### What is required
Your task is to locate every line holding the string "name" and to copy each of them.

### Source records

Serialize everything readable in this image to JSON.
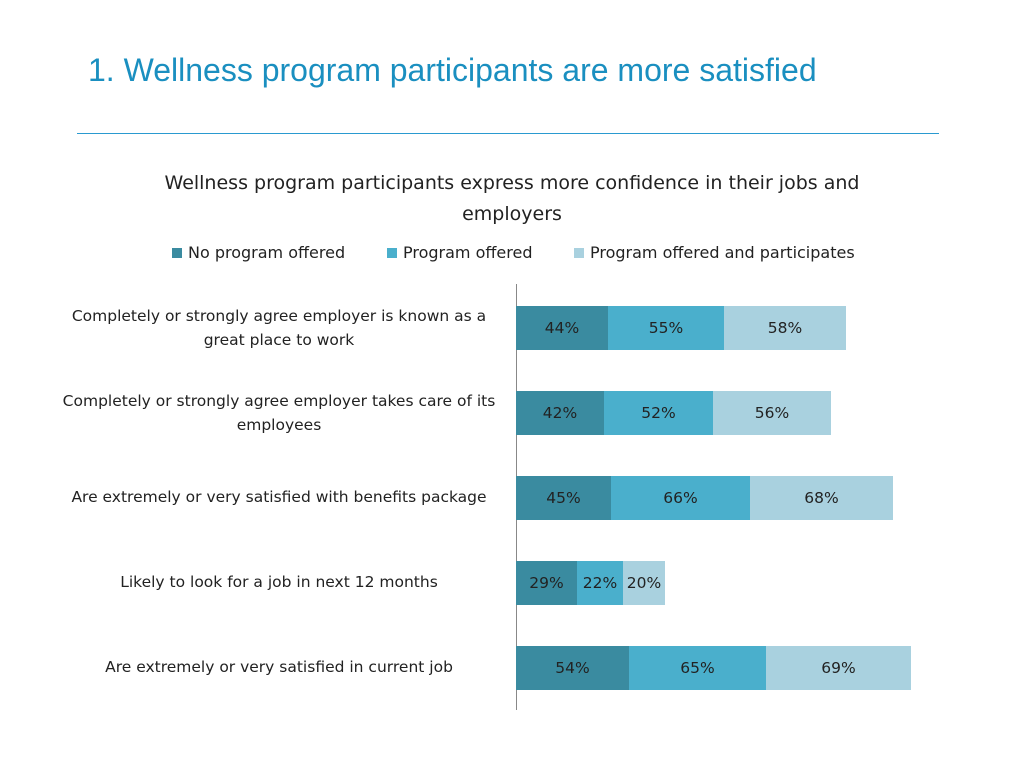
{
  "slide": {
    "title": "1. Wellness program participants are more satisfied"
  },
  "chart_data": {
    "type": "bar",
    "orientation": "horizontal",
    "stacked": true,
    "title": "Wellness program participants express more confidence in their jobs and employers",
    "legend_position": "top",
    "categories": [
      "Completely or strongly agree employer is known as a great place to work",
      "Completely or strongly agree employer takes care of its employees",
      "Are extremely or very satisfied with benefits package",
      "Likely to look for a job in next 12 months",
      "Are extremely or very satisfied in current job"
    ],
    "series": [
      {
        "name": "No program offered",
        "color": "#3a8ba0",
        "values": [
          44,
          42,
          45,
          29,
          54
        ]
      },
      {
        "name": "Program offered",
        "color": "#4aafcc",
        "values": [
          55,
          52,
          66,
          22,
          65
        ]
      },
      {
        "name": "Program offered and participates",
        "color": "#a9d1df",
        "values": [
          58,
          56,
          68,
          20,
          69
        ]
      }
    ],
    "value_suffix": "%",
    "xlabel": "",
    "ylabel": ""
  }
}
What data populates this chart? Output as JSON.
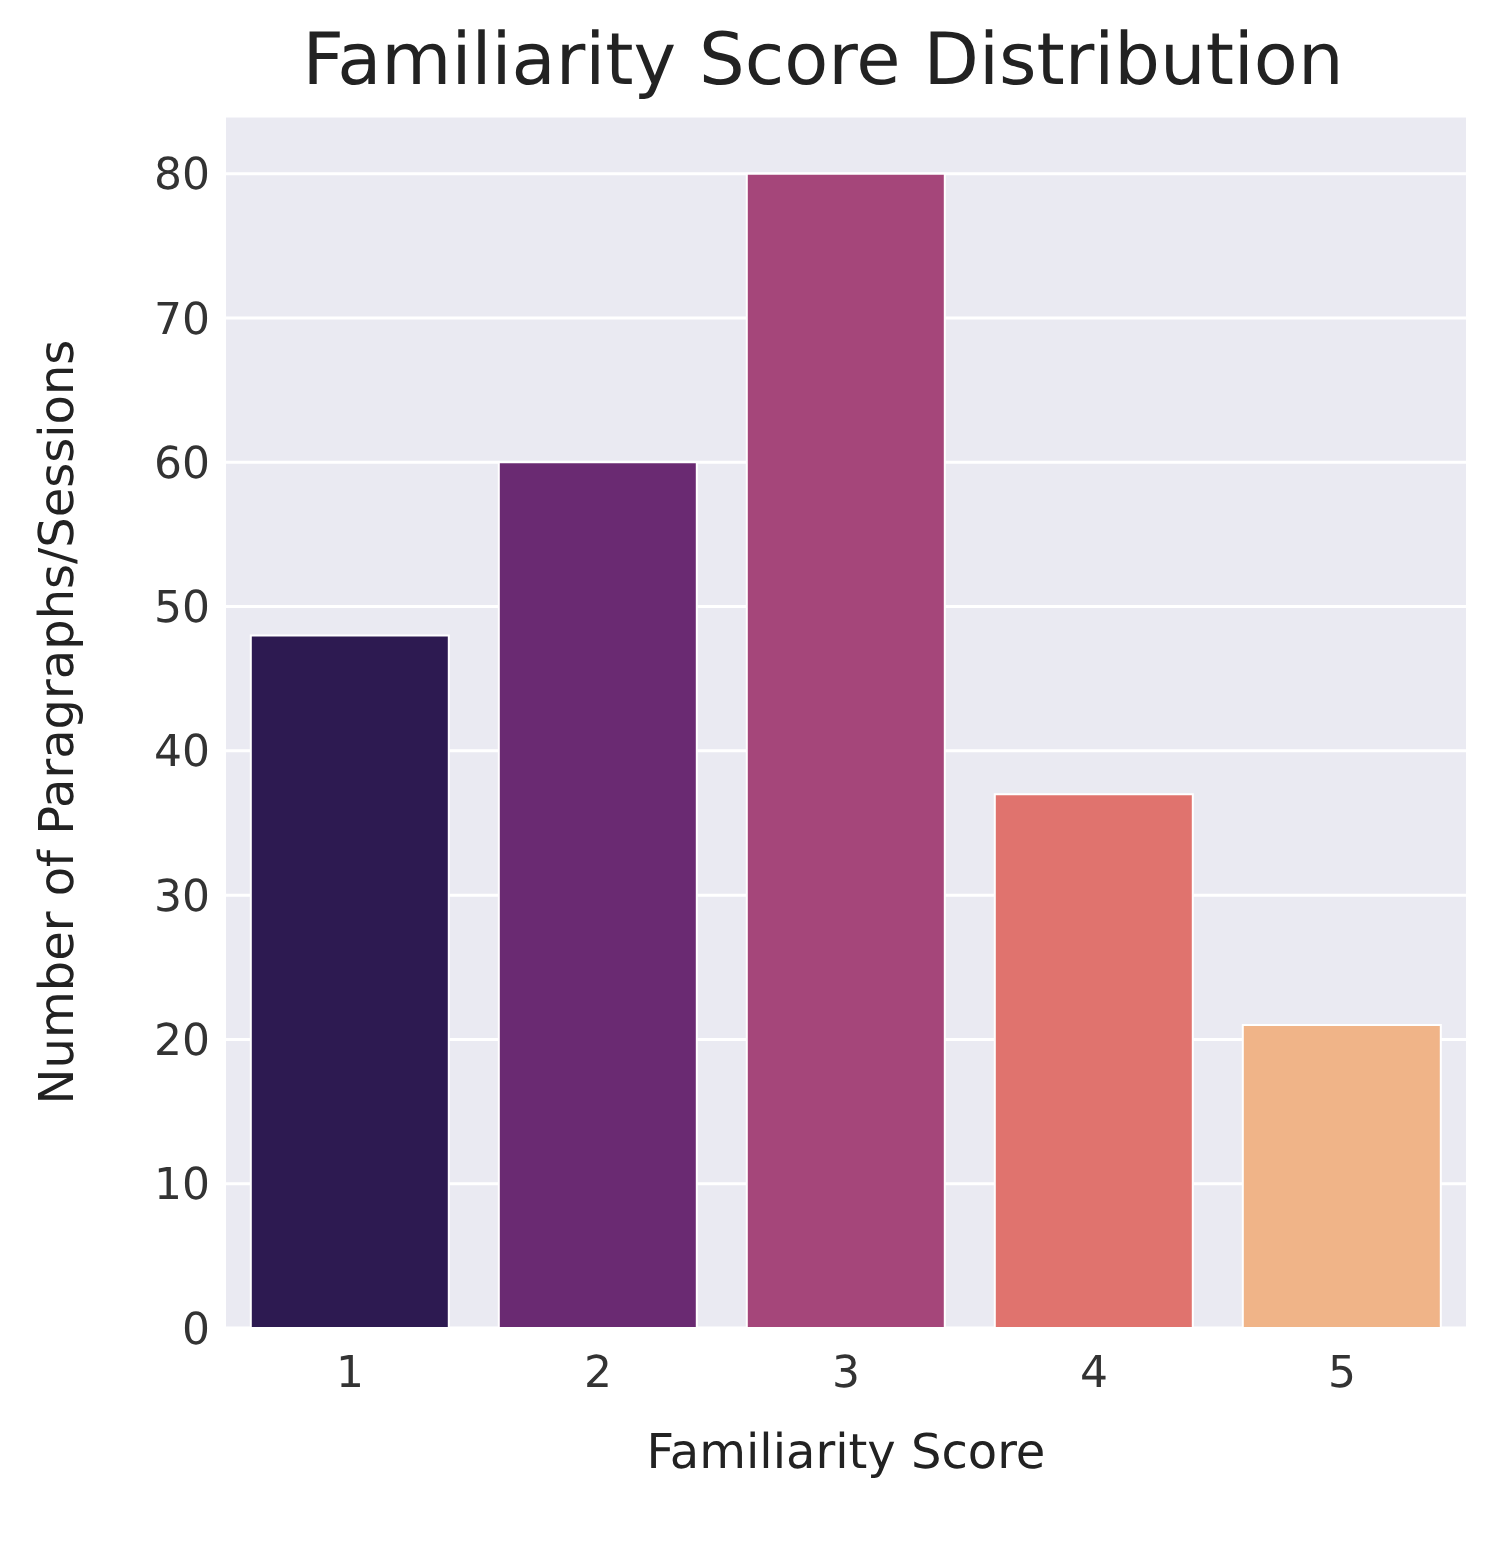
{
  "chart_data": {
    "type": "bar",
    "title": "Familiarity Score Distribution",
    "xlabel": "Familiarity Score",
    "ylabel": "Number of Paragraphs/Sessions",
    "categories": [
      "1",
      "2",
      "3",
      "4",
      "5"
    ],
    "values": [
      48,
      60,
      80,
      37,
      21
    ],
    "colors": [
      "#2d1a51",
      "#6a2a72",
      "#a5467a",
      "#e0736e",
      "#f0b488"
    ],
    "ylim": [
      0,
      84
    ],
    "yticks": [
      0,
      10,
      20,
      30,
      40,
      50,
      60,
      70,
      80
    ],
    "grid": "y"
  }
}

* * *

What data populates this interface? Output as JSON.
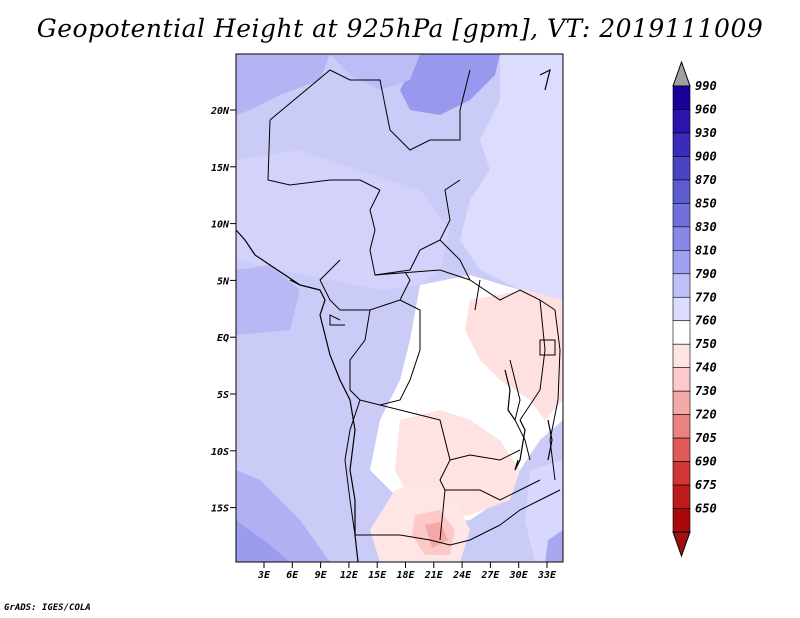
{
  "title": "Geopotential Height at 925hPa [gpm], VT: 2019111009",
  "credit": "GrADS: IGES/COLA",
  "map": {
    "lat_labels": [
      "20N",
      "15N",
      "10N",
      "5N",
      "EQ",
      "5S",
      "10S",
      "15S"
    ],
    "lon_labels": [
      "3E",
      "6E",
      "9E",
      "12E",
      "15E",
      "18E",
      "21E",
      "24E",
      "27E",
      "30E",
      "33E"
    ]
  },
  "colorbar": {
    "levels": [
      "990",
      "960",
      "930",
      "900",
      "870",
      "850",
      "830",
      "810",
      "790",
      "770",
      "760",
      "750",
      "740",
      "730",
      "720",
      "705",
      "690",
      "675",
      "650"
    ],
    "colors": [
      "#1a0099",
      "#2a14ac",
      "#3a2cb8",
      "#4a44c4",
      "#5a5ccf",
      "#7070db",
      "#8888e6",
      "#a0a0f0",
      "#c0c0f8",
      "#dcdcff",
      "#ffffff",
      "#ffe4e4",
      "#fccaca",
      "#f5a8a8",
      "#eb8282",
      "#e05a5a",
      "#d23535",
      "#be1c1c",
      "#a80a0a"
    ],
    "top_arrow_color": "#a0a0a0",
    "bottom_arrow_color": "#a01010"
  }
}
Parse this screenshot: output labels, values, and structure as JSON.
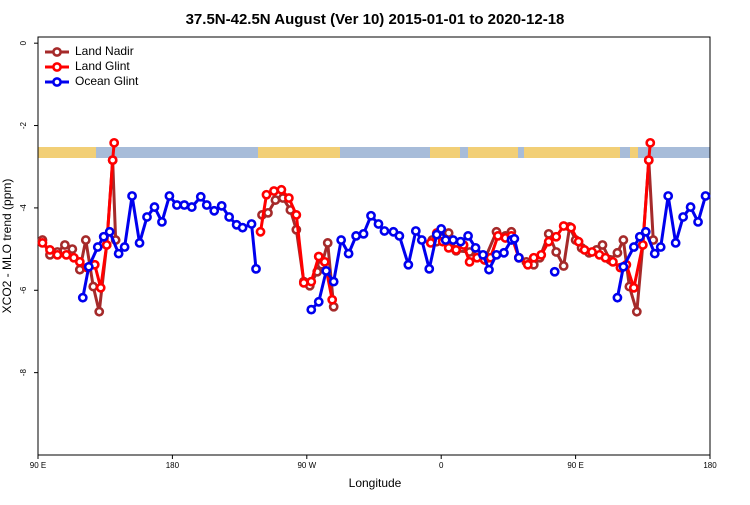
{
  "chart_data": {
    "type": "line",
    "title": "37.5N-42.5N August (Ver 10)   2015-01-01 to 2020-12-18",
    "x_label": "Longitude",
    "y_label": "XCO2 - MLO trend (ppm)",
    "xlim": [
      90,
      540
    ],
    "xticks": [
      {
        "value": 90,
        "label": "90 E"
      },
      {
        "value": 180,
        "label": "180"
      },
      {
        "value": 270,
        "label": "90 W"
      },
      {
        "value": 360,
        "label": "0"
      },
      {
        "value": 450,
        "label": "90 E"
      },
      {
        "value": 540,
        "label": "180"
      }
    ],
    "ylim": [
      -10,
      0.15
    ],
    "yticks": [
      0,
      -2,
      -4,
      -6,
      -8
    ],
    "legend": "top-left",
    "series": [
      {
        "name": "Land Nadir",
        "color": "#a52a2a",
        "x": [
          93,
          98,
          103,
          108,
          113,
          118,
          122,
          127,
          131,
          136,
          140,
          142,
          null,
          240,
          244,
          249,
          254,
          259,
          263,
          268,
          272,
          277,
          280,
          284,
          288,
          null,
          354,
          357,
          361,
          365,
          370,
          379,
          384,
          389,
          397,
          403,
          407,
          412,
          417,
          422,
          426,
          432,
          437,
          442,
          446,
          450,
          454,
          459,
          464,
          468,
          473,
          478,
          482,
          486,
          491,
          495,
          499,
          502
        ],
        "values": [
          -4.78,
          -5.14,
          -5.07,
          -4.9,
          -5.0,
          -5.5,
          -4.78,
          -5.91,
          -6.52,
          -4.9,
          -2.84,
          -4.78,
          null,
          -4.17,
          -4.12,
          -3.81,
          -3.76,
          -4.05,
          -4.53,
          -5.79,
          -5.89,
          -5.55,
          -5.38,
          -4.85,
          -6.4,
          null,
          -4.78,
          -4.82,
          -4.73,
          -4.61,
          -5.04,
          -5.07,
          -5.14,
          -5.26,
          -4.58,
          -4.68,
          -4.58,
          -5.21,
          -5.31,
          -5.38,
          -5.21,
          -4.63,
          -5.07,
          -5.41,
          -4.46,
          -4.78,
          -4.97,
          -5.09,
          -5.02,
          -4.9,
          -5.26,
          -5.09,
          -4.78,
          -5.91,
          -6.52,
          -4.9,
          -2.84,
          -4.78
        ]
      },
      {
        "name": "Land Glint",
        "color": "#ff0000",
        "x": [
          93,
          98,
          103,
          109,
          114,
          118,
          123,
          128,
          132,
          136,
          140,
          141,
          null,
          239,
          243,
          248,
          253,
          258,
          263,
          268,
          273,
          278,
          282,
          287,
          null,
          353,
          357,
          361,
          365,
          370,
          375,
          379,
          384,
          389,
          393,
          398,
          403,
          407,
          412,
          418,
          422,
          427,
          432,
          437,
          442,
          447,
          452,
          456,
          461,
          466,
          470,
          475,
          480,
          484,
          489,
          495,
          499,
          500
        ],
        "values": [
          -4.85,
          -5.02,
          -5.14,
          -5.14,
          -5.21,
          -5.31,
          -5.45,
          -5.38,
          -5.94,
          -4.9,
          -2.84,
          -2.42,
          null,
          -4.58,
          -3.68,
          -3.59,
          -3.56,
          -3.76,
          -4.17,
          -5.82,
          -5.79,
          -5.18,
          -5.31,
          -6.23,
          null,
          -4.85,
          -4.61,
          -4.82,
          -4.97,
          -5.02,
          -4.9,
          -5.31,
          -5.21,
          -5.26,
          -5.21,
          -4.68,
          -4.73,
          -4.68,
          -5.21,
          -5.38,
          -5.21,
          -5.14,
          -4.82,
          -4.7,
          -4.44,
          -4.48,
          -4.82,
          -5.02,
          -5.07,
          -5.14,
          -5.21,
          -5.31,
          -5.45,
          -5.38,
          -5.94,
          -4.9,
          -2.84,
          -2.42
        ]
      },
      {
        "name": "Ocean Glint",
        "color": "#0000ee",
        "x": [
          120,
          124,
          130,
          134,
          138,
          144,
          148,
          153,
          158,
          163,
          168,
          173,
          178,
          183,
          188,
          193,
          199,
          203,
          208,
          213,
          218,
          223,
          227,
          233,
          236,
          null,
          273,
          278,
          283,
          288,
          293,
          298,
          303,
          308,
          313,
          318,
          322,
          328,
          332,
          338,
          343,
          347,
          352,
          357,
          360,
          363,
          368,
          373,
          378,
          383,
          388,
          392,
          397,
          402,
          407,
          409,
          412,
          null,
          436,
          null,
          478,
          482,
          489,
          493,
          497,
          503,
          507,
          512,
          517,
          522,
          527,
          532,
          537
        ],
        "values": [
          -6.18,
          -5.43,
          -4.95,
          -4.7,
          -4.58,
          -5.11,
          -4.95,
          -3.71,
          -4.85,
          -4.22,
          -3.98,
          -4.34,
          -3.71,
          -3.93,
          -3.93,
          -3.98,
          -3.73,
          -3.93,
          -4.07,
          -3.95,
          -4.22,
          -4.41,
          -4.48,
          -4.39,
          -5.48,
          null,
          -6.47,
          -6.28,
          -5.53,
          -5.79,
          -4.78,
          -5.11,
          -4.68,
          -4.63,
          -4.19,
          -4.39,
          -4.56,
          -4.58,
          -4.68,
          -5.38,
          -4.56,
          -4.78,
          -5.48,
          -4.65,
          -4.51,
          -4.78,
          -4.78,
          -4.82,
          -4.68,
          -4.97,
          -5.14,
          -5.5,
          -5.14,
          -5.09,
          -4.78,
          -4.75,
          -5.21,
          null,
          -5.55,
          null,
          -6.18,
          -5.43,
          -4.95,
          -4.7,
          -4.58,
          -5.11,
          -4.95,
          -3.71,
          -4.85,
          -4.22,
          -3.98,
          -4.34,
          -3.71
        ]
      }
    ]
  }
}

### Worked answer
        "name": "No program offered",
        "name": "Program offered",
        "name": "Program offered and participates",
        "name": "Land Nadir",
        "name": "Land Glint",
        "name": "Ocean Glint",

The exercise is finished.